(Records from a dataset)
□ □ □ □ □ □ □

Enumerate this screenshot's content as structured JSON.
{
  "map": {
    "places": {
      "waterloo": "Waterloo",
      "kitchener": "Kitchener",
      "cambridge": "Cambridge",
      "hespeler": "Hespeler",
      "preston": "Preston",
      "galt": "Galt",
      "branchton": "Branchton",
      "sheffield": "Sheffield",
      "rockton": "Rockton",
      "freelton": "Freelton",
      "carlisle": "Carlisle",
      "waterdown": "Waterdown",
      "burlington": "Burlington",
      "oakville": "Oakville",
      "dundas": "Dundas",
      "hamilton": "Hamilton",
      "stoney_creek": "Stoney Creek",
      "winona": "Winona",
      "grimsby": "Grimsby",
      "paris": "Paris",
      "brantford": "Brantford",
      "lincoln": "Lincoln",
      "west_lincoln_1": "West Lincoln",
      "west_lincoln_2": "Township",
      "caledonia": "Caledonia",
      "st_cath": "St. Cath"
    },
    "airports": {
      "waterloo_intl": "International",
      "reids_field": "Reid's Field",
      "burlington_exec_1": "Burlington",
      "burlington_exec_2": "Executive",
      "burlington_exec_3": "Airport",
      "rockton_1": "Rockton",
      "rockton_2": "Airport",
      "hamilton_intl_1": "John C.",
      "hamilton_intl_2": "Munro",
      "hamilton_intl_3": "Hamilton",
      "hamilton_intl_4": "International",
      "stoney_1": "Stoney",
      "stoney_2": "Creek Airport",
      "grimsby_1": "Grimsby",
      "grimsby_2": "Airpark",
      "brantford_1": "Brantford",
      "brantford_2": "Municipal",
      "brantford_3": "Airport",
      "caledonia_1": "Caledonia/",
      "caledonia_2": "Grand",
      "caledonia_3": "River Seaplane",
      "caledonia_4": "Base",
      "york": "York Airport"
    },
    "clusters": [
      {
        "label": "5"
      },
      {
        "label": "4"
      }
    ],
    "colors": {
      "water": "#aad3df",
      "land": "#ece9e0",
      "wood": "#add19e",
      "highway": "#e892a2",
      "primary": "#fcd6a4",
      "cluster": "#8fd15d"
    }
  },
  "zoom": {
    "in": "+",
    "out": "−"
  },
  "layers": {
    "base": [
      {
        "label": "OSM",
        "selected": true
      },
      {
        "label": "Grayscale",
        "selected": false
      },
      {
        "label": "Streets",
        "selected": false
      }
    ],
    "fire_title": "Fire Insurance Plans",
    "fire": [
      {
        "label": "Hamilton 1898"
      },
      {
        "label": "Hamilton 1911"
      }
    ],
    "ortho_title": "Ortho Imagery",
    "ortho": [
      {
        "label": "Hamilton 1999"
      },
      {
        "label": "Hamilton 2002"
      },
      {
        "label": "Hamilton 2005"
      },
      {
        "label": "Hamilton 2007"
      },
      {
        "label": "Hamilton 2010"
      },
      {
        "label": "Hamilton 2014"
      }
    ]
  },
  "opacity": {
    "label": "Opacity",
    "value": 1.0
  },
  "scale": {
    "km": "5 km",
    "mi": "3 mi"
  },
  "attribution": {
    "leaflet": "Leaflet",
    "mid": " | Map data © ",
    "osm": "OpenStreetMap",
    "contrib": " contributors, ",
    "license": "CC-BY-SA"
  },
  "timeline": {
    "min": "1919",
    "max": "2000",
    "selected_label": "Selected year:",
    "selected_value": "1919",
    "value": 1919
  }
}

□ □ □ □ □ □ □

§ **WORK TO DO**
Quote the material exactly, leaving nothing out.

§ **SOLUTION TO THIS PROBLEM**
Enumerate this screenshot's content as structured JSON.
{
  "map": {
    "places": {
      "waterloo": "Waterloo",
      "kitchener": "Kitchener",
      "cambridge": "Cambridge",
      "hespeler": "Hespeler",
      "preston": "Preston",
      "galt": "Galt",
      "branchton": "Branchton",
      "sheffield": "Sheffield",
      "rockton": "Rockton",
      "freelton": "Freelton",
      "carlisle": "Carlisle",
      "waterdown": "Waterdown",
      "burlington": "Burlington",
      "oakville": "Oakville",
      "dundas": "Dundas",
      "hamilton": "Hamilton",
      "stoney_creek": "Stoney Creek",
      "winona": "Winona",
      "grimsby": "Grimsby",
      "paris": "Paris",
      "brantford": "Brantford",
      "lincoln": "Lincoln",
      "west_lincoln_1": "West Lincoln",
      "west_lincoln_2": "Township",
      "caledonia": "Caledonia",
      "st_cath": "St. Cath"
    },
    "airports": {
      "waterloo_intl": "International",
      "reids_field": "Reid's Field",
      "burlington_exec_1": "Burlington",
      "burlington_exec_2": "Executive",
      "burlington_exec_3": "Airport",
      "rockton_1": "Rockton",
      "rockton_2": "Airport",
      "hamilton_intl_1": "John C.",
      "hamilton_intl_2": "Munro",
      "hamilton_intl_3": "Hamilton",
      "hamilton_intl_4": "International",
      "stoney_1": "Stoney",
      "stoney_2": "Creek Airport",
      "grimsby_1": "Grimsby",
      "grimsby_2": "Airpark",
      "brantford_1": "Brantford",
      "brantford_2": "Municipal",
      "brantford_3": "Airport",
      "caledonia_1": "Caledonia/",
      "caledonia_2": "Grand",
      "caledonia_3": "River Seaplane",
      "caledonia_4": "Base",
      "york": "York Airport"
    },
    "clusters": [
      {
        "label": "5"
      },
      {
        "label": "4"
      }
    ],
    "colors": {
      "water": "#aad3df",
      "land": "#ece9e0",
      "wood": "#add19e",
      "highway": "#e892a2",
      "primary": "#fcd6a4",
      "cluster": "#8fd15d"
    }
  },
  "zoom": {
    "in": "+",
    "out": "−"
  },
  "layers": {
    "base": [
      {
        "label": "OSM",
        "selected": true
      },
      {
        "label": "Grayscale",
        "selected": false
      },
      {
        "label": "Streets",
        "selected": false
      }
    ],
    "fire_title": "Fire Insurance Plans",
    "fire": [
      {
        "label": "Hamilton 1898"
      },
      {
        "label": "Hamilton 1911"
      }
    ],
    "ortho_title": "Ortho Imagery",
    "ortho": [
      {
        "label": "Hamilton 1999"
      },
      {
        "label": "Hamilton 2002"
      },
      {
        "label": "Hamilton 2005"
      },
      {
        "label": "Hamilton 2007"
      },
      {
        "label": "Hamilton 2010"
      },
      {
        "label": "Hamilton 2014"
      }
    ]
  },
  "opacity": {
    "label": "Opacity",
    "value": 1.0
  },
  "scale": {
    "km": "5 km",
    "mi": "3 mi"
  },
  "attribution": {
    "leaflet": "Leaflet",
    "mid": " | Map data © ",
    "osm": "OpenStreetMap",
    "contrib": " contributors, ",
    "license": "CC-BY-SA"
  },
  "timeline": {
    "min": "1919",
    "max": "2000",
    "selected_label": "Selected year:",
    "selected_value": "1919",
    "value": 1919
  }
}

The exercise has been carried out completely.